> **Exercise instructions**
a: In the blog post about the death of LKY, who does the writer name as his real peers?
b: Rewrite the records from their first line through the line containing "staticText: Batch Reset", inclusive, substituting "Night Mode" for each "Dark Theme" and leaving everything else unchanged.

━━ Passage given ━━

Go with a smile!

Monday, March 30, 2015

Death of LKY

Well, it’s finally happened. It had been in the works for a while, and everybody knew that it was time. It would not be a sudden death – LKY does not do this sort of thing. There would be a carefully managed transition. IT would take place during a major anniversary, and there would be a great outpouring of grief and hopefully that would swing back the election.

I’d probably want to say a few things which are not that obvious about him, that people haven’t already mentioned, because I see on social media a lot of people making tributes to the man. I’m trying to find out why he matters.

1. LKY as a post-colonial leader.
To be sure, it was an extremely exciting time to be in the 60s, not only because of its uniquely revolutionary character, it was also the decade of the rise of the post-colonial leader. But his peers have mostly faded away. LKY is no Che Guevara or Fidel Castro. He’s not Sukarno, or even a Kwame Nkrumah. He's not a Julius Nyerere, helming a stirring revolutionary struggle. In a sense, he’s not even a Lim Chin Siong. He doesn’t do stirring rhetoric stuff. The British ceded control of Singapore, and one or two election cycles later, he won power. That's it. We have one of the unsexiest founding myths ever.

His real peers are Park Chung Hee and Chiang Kai Shek. Dour, strongman dictators who laid the foundations for a prosperous future. Deng Xiaoping took a few lessons from LKY.

━━━
━━ Listed entries ━━

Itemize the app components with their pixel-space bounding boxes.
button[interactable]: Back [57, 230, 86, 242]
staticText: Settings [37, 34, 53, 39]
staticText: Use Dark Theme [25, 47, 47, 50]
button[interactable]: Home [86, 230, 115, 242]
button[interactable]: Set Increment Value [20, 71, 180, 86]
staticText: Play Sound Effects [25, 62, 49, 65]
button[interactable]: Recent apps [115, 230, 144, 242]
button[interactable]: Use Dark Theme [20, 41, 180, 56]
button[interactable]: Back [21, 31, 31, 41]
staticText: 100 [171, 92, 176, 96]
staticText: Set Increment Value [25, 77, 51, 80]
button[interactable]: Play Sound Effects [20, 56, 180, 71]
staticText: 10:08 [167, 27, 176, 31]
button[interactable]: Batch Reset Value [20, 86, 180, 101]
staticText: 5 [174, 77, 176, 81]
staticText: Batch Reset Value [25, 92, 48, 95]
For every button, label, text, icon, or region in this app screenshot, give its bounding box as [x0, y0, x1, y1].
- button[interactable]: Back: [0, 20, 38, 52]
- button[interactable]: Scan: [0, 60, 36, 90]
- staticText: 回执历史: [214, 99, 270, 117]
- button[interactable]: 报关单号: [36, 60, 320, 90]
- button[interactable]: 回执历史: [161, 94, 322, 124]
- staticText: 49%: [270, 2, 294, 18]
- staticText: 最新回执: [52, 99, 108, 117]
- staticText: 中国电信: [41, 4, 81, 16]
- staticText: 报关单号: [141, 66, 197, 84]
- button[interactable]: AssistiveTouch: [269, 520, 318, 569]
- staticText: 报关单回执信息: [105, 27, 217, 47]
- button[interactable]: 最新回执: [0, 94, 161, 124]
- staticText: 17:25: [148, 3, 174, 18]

━━━

> **Solved tasks**
a: Park Chung Hee and Chiang Kai Shek.

b:
Itemize the app components with their pixel-space bounding boxes.
button[interactable]: Back [57, 230, 86, 242]
staticText: Settings [37, 34, 53, 39]
staticText: Use Night Mode [25, 47, 47, 50]
button[interactable]: Home [86, 230, 115, 242]
button[interactable]: Set Increment Value [20, 71, 180, 86]
staticText: Play Sound Effects [25, 62, 49, 65]
button[interactable]: Recent apps [115, 230, 144, 242]
button[interactable]: Use Night Mode [20, 41, 180, 56]
button[interactable]: Back [21, 31, 31, 41]
staticText: 100 [171, 92, 176, 96]
staticText: Set Increment Value [25, 77, 51, 80]
button[interactable]: Play Sound Effects [20, 56, 180, 71]
staticText: 10:08 [167, 27, 176, 31]
button[interactable]: Batch Reset Value [20, 86, 180, 101]
staticText: 5 [174, 77, 176, 81]
staticText: Batch Reset Value [25, 92, 48, 95]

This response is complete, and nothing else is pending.